**What the task requires**
Word for word, restate every line of the material.
◆ ◆ ◆ ◆
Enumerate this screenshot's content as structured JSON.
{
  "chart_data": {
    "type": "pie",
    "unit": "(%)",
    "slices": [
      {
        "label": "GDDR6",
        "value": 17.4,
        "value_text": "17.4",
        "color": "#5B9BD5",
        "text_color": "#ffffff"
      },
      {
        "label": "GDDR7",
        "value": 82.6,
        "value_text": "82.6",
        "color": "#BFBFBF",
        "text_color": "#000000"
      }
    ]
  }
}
◆ ◆ ◆ ◆
**Expected answer**
Enumerate this screenshot's content as structured JSON.
{
  "chart_data": {
    "type": "pie",
    "unit": "(%)",
    "slices": [
      {
        "label": "GDDR6",
        "value": 17.4,
        "value_text": "17.4",
        "color": "#5B9BD5",
        "text_color": "#ffffff"
      },
      {
        "label": "GDDR7",
        "value": 82.6,
        "value_text": "82.6",
        "color": "#BFBFBF",
        "text_color": "#000000"
      }
    ]
  }
}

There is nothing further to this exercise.